Exercise details
From the listing below, select every line where the word "Serials" appears.

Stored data
= = = = =
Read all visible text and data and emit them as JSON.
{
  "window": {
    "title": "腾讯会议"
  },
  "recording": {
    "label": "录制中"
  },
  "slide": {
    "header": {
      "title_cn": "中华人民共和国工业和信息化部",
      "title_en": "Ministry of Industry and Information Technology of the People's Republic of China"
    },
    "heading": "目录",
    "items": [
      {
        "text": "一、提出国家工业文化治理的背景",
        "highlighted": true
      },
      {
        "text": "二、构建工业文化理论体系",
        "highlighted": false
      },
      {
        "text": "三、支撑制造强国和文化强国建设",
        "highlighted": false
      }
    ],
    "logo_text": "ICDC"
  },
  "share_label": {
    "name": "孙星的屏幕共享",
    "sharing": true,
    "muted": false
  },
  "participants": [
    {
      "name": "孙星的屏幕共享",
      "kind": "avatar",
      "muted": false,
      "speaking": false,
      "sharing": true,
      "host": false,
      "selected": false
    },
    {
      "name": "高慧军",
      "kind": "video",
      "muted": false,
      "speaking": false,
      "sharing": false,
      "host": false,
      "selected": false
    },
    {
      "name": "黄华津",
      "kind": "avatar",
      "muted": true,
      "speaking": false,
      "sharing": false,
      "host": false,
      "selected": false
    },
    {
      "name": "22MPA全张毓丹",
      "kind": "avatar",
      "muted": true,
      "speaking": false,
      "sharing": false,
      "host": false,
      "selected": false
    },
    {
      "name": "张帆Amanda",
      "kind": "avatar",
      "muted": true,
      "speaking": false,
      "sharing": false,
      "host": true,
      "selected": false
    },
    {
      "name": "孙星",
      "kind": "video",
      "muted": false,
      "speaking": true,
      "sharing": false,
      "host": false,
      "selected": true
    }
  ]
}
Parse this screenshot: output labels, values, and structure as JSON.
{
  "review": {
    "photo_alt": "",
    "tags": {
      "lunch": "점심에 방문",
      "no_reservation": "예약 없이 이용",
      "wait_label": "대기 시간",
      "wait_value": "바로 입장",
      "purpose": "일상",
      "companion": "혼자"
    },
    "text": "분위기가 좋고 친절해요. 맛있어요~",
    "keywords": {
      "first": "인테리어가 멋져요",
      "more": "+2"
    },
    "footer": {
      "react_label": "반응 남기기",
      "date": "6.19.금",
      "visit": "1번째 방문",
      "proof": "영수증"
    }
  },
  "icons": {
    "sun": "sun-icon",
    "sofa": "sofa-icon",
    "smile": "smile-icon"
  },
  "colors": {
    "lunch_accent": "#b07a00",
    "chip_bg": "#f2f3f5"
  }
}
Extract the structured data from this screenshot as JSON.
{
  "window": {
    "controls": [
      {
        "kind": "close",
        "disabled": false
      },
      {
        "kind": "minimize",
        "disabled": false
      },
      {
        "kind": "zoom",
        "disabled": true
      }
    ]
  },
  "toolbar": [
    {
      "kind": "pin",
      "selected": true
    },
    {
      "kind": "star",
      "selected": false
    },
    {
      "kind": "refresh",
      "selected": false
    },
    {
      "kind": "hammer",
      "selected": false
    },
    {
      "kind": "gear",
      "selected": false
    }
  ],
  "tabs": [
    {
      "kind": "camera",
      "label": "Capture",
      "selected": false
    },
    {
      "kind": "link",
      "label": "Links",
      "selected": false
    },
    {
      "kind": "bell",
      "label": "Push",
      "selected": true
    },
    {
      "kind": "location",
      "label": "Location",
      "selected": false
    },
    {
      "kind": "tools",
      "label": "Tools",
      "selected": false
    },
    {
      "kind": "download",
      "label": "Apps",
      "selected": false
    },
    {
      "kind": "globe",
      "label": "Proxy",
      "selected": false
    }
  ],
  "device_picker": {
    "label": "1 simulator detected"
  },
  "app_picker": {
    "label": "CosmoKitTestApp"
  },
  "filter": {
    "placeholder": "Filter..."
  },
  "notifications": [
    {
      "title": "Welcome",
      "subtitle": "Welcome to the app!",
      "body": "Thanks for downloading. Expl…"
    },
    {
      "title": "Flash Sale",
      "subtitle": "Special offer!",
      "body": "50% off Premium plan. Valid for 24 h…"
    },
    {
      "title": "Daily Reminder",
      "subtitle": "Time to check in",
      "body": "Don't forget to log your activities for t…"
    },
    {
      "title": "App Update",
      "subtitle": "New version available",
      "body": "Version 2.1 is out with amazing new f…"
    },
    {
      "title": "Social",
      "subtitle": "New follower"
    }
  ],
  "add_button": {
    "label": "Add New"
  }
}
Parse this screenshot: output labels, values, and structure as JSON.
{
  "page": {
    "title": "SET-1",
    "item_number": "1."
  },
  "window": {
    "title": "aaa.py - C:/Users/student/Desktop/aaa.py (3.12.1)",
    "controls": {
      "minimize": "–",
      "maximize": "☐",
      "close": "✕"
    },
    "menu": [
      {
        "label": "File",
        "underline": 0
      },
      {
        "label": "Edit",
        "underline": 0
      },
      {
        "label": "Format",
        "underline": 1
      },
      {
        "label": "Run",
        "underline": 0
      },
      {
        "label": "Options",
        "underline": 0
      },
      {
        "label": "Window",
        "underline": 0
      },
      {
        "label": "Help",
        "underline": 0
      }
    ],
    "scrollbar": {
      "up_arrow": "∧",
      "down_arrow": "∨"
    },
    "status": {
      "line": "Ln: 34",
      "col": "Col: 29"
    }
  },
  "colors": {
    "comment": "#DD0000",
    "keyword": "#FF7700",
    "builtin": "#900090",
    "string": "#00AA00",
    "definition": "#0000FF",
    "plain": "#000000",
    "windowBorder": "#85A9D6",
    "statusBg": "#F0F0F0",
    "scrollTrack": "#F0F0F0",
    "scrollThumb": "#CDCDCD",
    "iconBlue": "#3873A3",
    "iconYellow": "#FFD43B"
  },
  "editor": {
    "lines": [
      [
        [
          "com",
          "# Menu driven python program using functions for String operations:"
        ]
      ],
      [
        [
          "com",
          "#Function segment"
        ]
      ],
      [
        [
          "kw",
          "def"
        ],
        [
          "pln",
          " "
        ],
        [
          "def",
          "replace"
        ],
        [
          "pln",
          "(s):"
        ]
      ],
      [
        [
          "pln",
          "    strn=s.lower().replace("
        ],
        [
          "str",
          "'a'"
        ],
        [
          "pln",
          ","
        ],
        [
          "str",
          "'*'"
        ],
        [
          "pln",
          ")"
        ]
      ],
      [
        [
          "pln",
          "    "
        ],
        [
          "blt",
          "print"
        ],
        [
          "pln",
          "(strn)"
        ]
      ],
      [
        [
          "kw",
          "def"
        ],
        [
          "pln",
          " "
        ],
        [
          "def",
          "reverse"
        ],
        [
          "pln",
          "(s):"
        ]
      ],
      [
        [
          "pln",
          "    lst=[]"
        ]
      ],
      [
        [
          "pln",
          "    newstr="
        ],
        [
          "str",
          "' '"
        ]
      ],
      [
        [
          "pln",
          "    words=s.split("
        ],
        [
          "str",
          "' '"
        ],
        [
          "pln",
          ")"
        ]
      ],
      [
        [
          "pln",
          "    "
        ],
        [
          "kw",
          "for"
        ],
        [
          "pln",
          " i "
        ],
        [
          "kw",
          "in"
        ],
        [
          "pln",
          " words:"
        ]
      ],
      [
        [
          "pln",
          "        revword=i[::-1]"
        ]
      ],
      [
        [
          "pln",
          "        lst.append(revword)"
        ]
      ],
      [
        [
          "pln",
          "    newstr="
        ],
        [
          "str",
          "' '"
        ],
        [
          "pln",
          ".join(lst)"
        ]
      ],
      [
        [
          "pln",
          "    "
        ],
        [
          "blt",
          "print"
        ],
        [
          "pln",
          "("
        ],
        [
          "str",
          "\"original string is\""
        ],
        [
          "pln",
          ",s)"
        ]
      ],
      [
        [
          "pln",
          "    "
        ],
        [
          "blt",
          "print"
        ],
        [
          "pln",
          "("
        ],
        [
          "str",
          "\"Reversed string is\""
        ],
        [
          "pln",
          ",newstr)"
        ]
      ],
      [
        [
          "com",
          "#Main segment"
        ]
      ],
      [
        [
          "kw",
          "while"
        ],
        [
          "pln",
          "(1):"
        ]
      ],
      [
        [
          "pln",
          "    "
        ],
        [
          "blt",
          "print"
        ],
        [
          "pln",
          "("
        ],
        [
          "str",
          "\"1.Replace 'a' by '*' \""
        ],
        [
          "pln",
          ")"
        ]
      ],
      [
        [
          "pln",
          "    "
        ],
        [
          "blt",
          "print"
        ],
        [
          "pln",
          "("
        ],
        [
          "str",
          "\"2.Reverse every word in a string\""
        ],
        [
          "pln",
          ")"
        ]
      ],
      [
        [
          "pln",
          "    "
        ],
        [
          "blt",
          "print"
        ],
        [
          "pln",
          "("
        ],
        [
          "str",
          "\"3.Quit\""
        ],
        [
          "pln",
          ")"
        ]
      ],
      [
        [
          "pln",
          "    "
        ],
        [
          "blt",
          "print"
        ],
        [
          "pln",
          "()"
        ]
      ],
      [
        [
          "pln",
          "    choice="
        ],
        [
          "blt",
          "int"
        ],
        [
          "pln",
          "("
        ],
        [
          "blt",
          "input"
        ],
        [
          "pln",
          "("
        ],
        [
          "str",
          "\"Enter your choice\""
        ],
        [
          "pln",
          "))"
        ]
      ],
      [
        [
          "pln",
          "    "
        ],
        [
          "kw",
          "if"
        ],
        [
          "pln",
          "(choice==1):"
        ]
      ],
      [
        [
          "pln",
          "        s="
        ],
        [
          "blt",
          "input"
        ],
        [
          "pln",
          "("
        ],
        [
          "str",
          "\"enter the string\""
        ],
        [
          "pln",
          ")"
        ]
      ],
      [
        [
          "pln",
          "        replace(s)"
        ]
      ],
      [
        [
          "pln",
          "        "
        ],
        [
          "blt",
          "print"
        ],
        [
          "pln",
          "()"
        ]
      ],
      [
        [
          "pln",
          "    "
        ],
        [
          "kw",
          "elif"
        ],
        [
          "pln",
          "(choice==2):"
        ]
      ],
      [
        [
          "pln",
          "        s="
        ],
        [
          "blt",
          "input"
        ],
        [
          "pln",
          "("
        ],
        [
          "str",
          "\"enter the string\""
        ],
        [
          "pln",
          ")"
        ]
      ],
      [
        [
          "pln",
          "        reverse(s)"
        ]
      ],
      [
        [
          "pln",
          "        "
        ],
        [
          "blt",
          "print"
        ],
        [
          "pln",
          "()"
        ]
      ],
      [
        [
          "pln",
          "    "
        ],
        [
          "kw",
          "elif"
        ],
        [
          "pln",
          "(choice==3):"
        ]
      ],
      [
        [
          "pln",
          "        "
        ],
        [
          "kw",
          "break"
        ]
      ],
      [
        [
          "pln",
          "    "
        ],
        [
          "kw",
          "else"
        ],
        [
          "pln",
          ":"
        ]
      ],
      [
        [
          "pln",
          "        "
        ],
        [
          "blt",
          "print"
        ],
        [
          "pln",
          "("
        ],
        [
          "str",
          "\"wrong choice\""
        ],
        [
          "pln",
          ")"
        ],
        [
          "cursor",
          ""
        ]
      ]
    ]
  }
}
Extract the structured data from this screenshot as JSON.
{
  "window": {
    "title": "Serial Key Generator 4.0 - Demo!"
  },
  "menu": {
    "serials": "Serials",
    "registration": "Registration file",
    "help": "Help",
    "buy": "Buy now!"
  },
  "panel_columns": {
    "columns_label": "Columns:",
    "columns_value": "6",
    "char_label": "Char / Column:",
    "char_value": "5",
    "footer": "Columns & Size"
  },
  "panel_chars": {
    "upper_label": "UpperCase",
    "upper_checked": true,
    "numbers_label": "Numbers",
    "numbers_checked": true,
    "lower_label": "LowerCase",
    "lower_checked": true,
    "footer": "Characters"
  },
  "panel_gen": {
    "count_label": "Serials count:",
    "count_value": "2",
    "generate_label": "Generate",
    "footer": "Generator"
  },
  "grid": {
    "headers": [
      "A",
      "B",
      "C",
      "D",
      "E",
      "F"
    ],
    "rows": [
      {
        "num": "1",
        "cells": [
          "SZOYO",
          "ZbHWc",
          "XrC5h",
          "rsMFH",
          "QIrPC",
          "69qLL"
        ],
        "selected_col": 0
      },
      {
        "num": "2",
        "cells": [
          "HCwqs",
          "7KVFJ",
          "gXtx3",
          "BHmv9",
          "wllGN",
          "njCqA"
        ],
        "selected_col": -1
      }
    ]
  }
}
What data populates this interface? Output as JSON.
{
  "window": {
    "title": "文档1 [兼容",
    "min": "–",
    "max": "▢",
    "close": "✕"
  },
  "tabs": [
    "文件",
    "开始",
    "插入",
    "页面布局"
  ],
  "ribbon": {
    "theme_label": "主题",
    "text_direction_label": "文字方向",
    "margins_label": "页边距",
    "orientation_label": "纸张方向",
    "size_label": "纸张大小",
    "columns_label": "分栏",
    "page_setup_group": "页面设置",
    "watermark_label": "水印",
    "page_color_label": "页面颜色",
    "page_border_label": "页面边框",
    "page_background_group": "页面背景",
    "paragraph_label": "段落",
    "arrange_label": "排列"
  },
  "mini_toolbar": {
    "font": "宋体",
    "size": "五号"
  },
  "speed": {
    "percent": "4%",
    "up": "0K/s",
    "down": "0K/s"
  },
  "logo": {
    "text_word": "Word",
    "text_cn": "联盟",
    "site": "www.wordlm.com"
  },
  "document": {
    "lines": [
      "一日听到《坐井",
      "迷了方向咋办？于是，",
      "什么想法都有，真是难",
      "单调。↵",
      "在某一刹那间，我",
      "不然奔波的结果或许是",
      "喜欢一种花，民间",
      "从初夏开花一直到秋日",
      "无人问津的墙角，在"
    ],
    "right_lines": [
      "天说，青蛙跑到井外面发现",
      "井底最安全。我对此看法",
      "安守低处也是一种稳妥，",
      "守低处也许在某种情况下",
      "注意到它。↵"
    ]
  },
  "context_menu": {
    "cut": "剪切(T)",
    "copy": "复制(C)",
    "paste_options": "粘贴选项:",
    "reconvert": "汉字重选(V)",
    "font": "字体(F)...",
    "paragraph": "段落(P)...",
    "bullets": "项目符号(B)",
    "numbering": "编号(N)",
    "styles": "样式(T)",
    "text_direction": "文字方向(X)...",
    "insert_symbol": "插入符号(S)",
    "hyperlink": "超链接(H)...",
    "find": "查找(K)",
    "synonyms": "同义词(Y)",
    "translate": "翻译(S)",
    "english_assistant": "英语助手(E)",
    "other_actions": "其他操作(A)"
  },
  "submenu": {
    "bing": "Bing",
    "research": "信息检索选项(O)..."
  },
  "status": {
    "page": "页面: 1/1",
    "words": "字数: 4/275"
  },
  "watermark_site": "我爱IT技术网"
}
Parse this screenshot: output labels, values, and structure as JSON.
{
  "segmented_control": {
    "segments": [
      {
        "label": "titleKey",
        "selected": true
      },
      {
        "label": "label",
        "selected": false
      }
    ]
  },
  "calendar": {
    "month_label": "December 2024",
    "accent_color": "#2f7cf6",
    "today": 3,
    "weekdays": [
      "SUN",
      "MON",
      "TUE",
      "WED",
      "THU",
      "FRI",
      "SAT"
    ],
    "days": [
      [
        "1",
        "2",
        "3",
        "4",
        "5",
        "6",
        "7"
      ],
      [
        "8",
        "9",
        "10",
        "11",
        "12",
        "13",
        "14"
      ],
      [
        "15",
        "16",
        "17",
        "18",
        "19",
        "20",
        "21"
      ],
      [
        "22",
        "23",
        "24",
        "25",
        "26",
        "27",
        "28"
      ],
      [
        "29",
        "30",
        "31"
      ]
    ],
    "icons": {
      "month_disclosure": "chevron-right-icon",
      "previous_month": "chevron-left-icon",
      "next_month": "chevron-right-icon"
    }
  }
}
= = = = =
Written response
    "serials": "Serials",
    "count_label": "Serials count:",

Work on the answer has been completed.